Begin Record excerpts

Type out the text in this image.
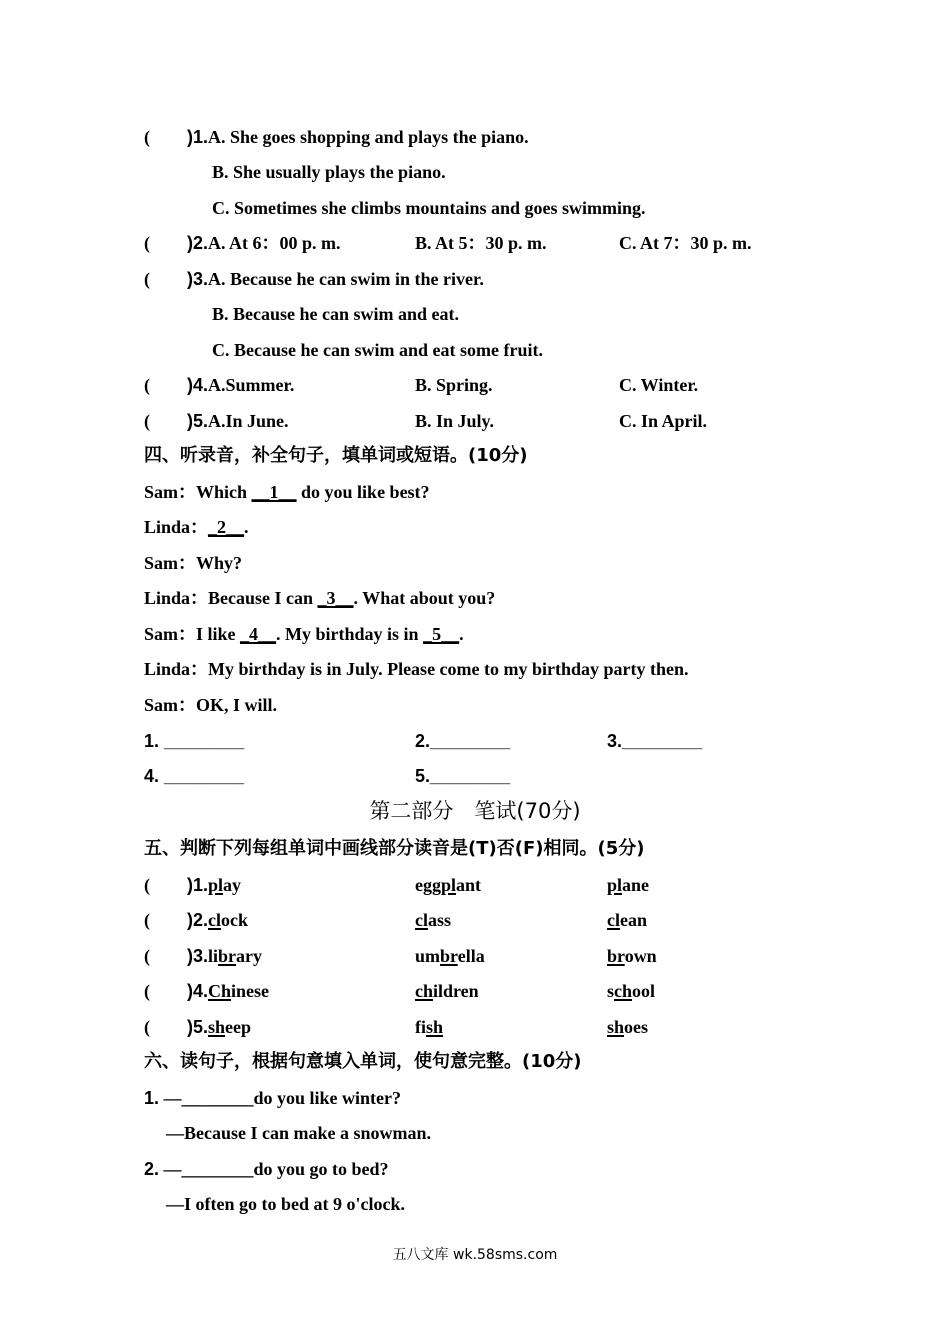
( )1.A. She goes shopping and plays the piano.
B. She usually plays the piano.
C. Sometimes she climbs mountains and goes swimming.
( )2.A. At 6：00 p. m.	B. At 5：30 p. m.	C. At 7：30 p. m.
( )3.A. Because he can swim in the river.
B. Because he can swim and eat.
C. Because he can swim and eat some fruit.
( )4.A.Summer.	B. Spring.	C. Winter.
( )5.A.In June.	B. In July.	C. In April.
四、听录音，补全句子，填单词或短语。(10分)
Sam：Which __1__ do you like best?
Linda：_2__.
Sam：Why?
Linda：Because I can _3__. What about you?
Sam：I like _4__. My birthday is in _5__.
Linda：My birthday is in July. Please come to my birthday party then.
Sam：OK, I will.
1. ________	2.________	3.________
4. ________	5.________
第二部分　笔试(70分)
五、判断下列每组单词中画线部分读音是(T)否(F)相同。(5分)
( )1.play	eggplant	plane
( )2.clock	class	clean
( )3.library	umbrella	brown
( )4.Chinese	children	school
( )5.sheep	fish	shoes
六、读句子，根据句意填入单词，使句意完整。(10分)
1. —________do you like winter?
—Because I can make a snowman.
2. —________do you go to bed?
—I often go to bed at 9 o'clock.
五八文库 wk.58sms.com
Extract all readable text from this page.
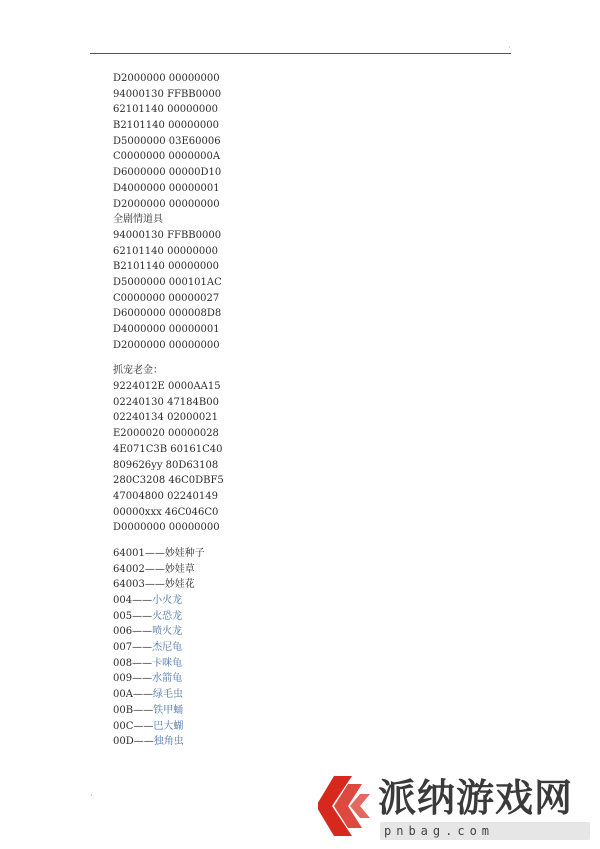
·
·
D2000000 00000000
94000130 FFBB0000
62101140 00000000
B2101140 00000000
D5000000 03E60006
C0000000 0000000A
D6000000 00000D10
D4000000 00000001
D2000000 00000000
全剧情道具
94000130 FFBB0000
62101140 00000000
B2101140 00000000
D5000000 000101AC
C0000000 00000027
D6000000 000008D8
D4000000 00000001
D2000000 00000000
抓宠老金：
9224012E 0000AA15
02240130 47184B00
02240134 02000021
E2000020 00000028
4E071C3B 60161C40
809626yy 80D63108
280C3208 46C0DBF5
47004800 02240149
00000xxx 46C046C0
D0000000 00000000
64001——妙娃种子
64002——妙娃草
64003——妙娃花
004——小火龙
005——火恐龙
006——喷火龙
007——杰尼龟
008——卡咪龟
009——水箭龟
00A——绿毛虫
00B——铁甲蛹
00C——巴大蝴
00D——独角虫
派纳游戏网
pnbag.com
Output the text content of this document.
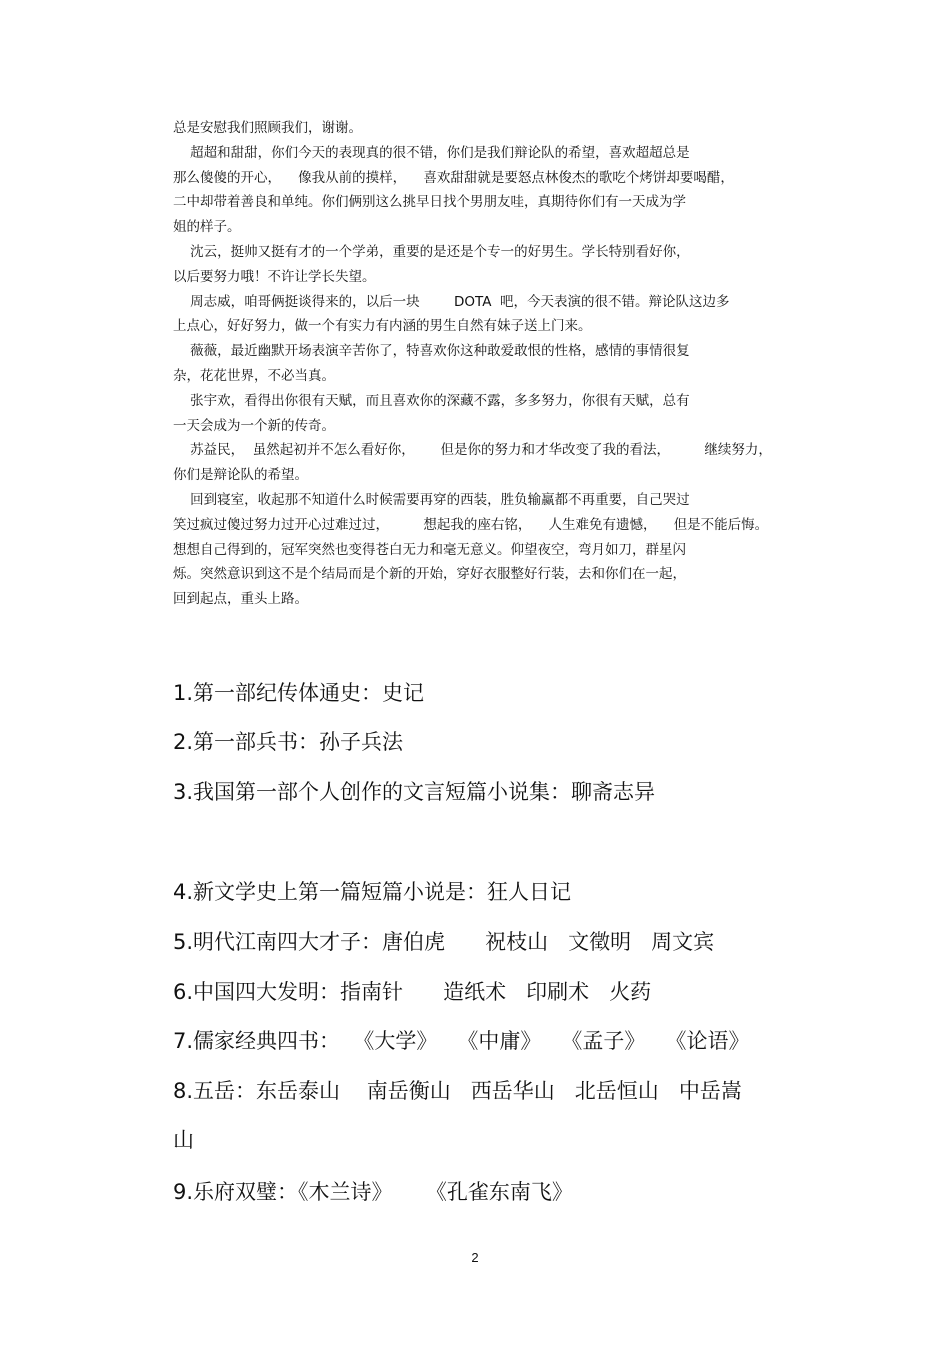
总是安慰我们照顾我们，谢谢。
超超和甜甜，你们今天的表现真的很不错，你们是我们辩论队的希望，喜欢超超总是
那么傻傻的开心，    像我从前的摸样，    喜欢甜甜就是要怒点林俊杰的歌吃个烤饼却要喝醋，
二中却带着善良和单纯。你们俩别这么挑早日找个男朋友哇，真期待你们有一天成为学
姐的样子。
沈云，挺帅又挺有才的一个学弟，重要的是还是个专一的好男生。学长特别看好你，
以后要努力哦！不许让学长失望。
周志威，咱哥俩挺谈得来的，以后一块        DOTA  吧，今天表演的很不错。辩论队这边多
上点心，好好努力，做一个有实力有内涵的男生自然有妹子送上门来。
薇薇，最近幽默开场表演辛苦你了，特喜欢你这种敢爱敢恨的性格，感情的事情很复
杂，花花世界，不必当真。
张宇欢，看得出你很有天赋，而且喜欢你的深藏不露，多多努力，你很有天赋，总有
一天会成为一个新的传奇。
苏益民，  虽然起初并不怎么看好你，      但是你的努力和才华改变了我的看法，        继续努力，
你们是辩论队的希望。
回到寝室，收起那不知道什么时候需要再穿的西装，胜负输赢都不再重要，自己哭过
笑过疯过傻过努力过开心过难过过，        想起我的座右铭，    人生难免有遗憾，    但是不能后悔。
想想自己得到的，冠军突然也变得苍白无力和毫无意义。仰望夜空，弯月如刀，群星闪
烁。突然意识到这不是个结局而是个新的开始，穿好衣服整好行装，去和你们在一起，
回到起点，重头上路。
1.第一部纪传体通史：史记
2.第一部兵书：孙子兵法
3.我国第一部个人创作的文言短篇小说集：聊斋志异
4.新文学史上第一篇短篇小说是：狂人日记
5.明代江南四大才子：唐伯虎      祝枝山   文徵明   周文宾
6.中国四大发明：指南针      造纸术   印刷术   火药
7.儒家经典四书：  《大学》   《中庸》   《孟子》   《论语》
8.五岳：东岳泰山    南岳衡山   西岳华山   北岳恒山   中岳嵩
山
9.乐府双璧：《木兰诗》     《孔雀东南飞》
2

End Record excerpts

Written task: Copy the data exactly. Any picture it contains is to be omitted.

Exercise output:
Type out the text in this image.
( )1.A. She goes shopping and plays the piano.
B. She usually plays the piano.
C. Sometimes she climbs mountains and goes swimming.
( )2.A. At 6：00 p. m.	B. At 5：30 p. m.	C. At 7：30 p. m.
( )3.A. Because he can swim in the river.
B. Because he can swim and eat.
C. Because he can swim and eat some fruit.
( )4.A.Summer.	B. Spring.	C. Winter.
( )5.A.In June.	B. In July.	C. In April.
四、听录音，补全句子，填单词或短语。(10分)
Sam：Which __1__ do you like best?
Linda：_2__.
Sam：Why?
Linda：Because I can _3__. What about you?
Sam：I like _4__. My birthday is in _5__.
Linda：My birthday is in July. Please come to my birthday party then.
Sam：OK, I will.
1. ________	2.________	3.________
4. ________	5.________
第二部分　笔试(70分)
五、判断下列每组单词中画线部分读音是(T)否(F)相同。(5分)
( )1.play	eggplant	plane
( )2.clock	class	clean
( )3.library	umbrella	brown
( )4.Chinese	children	school
( )5.sheep	fish	shoes
六、读句子，根据句意填入单词，使句意完整。(10分)
1. —________do you like winter?
—Because I can make a snowman.
2. —________do you go to bed?
—I often go to bed at 9 o'clock.
五八文库 wk.58sms.com
Extract all readable text from this page.
·
·
D2000000 00000000
94000130 FFBB0000
62101140 00000000
B2101140 00000000
D5000000 03E60006
C0000000 0000000A
D6000000 00000D10
D4000000 00000001
D2000000 00000000
全剧情道具
94000130 FFBB0000
62101140 00000000
B2101140 00000000
D5000000 000101AC
C0000000 00000027
D6000000 000008D8
D4000000 00000001
D2000000 00000000
抓宠老金：
9224012E 0000AA15
02240130 47184B00
02240134 02000021
E2000020 00000028
4E071C3B 60161C40
809626yy 80D63108
280C3208 46C0DBF5
47004800 02240149
00000xxx 46C046C0
D0000000 00000000
64001——妙娃种子
64002——妙娃草
64003——妙娃花
004——小火龙
005——火恐龙
006——喷火龙
007——杰尼龟
008——卡咪龟
009——水箭龟
00A——绿毛虫
00B——铁甲蛹
00C——巴大蝴
00D——独角虫
派纳游戏网
pnbag.com
Output the text content of this document.
总是安慰我们照顾我们，谢谢。
超超和甜甜，你们今天的表现真的很不错，你们是我们辩论队的希望，喜欢超超总是
那么傻傻的开心，    像我从前的摸样，    喜欢甜甜就是要怒点林俊杰的歌吃个烤饼却要喝醋，
二中却带着善良和单纯。你们俩别这么挑早日找个男朋友哇，真期待你们有一天成为学
姐的样子。
沈云，挺帅又挺有才的一个学弟，重要的是还是个专一的好男生。学长特别看好你，
以后要努力哦！不许让学长失望。
周志威，咱哥俩挺谈得来的，以后一块        DOTA  吧，今天表演的很不错。辩论队这边多
上点心，好好努力，做一个有实力有内涵的男生自然有妹子送上门来。
薇薇，最近幽默开场表演辛苦你了，特喜欢你这种敢爱敢恨的性格，感情的事情很复
杂，花花世界，不必当真。
张宇欢，看得出你很有天赋，而且喜欢你的深藏不露，多多努力，你很有天赋，总有
一天会成为一个新的传奇。
苏益民，  虽然起初并不怎么看好你，      但是你的努力和才华改变了我的看法，        继续努力，
你们是辩论队的希望。
回到寝室，收起那不知道什么时候需要再穿的西装，胜负输赢都不再重要，自己哭过
笑过疯过傻过努力过开心过难过过，        想起我的座右铭，    人生难免有遗憾，    但是不能后悔。
想想自己得到的，冠军突然也变得苍白无力和毫无意义。仰望夜空，弯月如刀，群星闪
烁。突然意识到这不是个结局而是个新的开始，穿好衣服整好行装，去和你们在一起，
回到起点，重头上路。
1.第一部纪传体通史：史记
2.第一部兵书：孙子兵法
3.我国第一部个人创作的文言短篇小说集：聊斋志异
4.新文学史上第一篇短篇小说是：狂人日记
5.明代江南四大才子：唐伯虎      祝枝山   文徵明   周文宾
6.中国四大发明：指南针      造纸术   印刷术   火药
7.儒家经典四书：  《大学》   《中庸》   《孟子》   《论语》
8.五岳：东岳泰山    南岳衡山   西岳华山   北岳恒山   中岳嵩
山
9.乐府双璧：《木兰诗》     《孔雀东南飞》
2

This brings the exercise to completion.